→ PROBLEM TO WORK ON
Omit all pictures and give the records below again exactly as written.

→ MATERIAL SUPPLIED
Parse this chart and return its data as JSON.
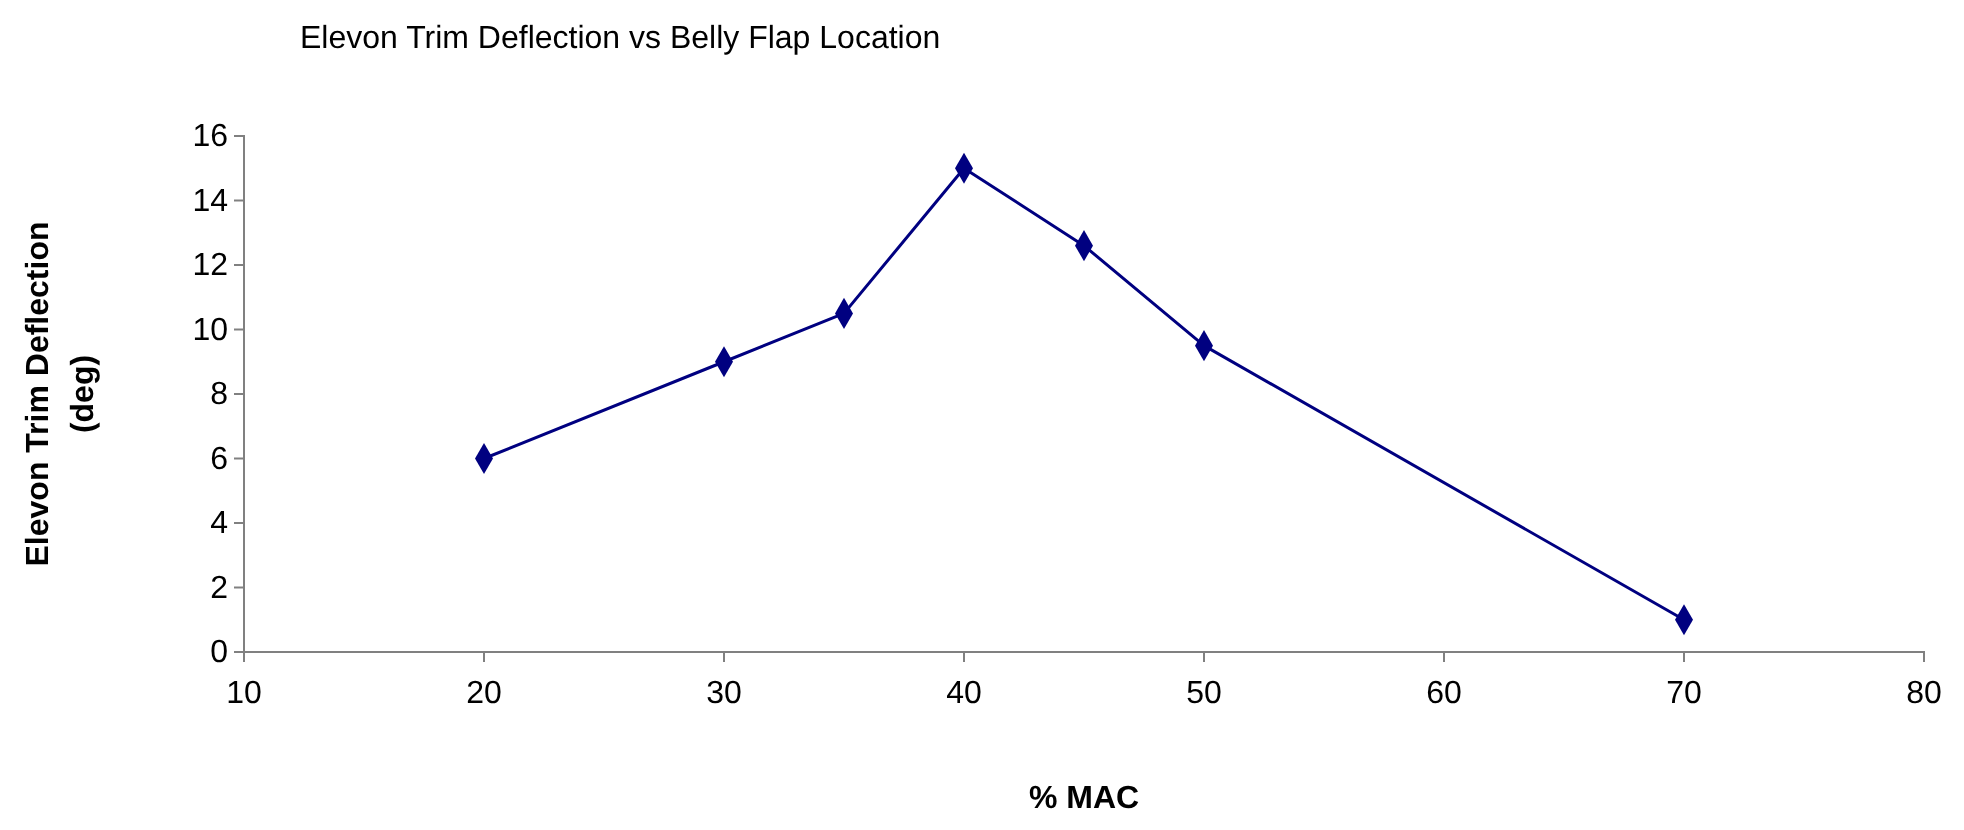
{
  "chart_data": {
    "type": "line",
    "title": "Elevon Trim Deflection vs Belly Flap Location",
    "xlabel": "% MAC",
    "ylabel": "Elevon Trim Deflection\n(deg)",
    "x": [
      20,
      30,
      35,
      40,
      45,
      50,
      70
    ],
    "series": [
      {
        "color": "#000080",
        "values": [
          6,
          9,
          10.5,
          15,
          12.6,
          9.5,
          1
        ]
      }
    ],
    "xlim": [
      10,
      80
    ],
    "xticks": [
      10,
      20,
      30,
      40,
      50,
      60,
      70,
      80
    ],
    "ylim": [
      0,
      16
    ],
    "yticks": [
      0,
      2,
      4,
      6,
      8,
      10,
      12,
      14,
      16
    ],
    "marker": "diamond",
    "line_style": "solid"
  }
}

→ CORRECT RESULT
Parse this chart and return its data as JSON.
{
  "chart_data": {
    "type": "line",
    "title": "Elevon Trim Deflection vs Belly Flap Location",
    "xlabel": "% MAC",
    "ylabel": "Elevon Trim Deflection\n(deg)",
    "x": [
      20,
      30,
      35,
      40,
      45,
      50,
      70
    ],
    "series": [
      {
        "color": "#000080",
        "values": [
          6,
          9,
          10.5,
          15,
          12.6,
          9.5,
          1
        ]
      }
    ],
    "xlim": [
      10,
      80
    ],
    "xticks": [
      10,
      20,
      30,
      40,
      50,
      60,
      70,
      80
    ],
    "ylim": [
      0,
      16
    ],
    "yticks": [
      0,
      2,
      4,
      6,
      8,
      10,
      12,
      14,
      16
    ],
    "marker": "diamond",
    "line_style": "solid"
  }
}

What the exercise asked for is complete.